• Task input:
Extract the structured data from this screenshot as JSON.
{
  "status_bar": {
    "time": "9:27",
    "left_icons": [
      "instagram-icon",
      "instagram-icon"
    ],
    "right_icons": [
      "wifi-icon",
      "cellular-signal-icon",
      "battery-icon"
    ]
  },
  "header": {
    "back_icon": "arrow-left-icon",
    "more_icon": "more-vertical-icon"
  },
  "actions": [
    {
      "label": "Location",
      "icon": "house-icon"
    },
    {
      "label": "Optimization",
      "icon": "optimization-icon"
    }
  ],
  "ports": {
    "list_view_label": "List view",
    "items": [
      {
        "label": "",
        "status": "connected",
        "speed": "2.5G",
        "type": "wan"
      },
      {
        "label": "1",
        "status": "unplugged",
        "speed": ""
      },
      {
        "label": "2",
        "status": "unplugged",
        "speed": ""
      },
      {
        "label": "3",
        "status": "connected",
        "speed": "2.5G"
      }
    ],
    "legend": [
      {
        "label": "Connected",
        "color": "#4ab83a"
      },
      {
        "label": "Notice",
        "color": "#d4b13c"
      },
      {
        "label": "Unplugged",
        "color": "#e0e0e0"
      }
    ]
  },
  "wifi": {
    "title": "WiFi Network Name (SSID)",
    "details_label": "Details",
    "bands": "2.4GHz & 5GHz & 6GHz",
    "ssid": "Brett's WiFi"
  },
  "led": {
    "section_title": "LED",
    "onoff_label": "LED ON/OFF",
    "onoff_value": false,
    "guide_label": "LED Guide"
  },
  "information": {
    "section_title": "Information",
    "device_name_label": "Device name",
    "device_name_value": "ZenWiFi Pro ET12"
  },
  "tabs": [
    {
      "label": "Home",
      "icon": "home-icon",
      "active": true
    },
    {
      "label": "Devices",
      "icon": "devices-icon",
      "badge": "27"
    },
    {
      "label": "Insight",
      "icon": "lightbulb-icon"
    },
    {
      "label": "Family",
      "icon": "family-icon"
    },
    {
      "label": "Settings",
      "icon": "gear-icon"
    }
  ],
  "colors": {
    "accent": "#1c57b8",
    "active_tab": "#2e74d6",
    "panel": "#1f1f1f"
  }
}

• Directions:
Repeat every line of the material exactly as given.

• Full solution:
Extract the structured data from this screenshot as JSON.
{
  "status_bar": {
    "time": "9:27",
    "left_icons": [
      "instagram-icon",
      "instagram-icon"
    ],
    "right_icons": [
      "wifi-icon",
      "cellular-signal-icon",
      "battery-icon"
    ]
  },
  "header": {
    "back_icon": "arrow-left-icon",
    "more_icon": "more-vertical-icon"
  },
  "actions": [
    {
      "label": "Location",
      "icon": "house-icon"
    },
    {
      "label": "Optimization",
      "icon": "optimization-icon"
    }
  ],
  "ports": {
    "list_view_label": "List view",
    "items": [
      {
        "label": "",
        "status": "connected",
        "speed": "2.5G",
        "type": "wan"
      },
      {
        "label": "1",
        "status": "unplugged",
        "speed": ""
      },
      {
        "label": "2",
        "status": "unplugged",
        "speed": ""
      },
      {
        "label": "3",
        "status": "connected",
        "speed": "2.5G"
      }
    ],
    "legend": [
      {
        "label": "Connected",
        "color": "#4ab83a"
      },
      {
        "label": "Notice",
        "color": "#d4b13c"
      },
      {
        "label": "Unplugged",
        "color": "#e0e0e0"
      }
    ]
  },
  "wifi": {
    "title": "WiFi Network Name (SSID)",
    "details_label": "Details",
    "bands": "2.4GHz & 5GHz & 6GHz",
    "ssid": "Brett's WiFi"
  },
  "led": {
    "section_title": "LED",
    "onoff_label": "LED ON/OFF",
    "onoff_value": false,
    "guide_label": "LED Guide"
  },
  "information": {
    "section_title": "Information",
    "device_name_label": "Device name",
    "device_name_value": "ZenWiFi Pro ET12"
  },
  "tabs": [
    {
      "label": "Home",
      "icon": "home-icon",
      "active": true
    },
    {
      "label": "Devices",
      "icon": "devices-icon",
      "badge": "27"
    },
    {
      "label": "Insight",
      "icon": "lightbulb-icon"
    },
    {
      "label": "Family",
      "icon": "family-icon"
    },
    {
      "label": "Settings",
      "icon": "gear-icon"
    }
  ],
  "colors": {
    "accent": "#1c57b8",
    "active_tab": "#2e74d6",
    "panel": "#1f1f1f"
  }
}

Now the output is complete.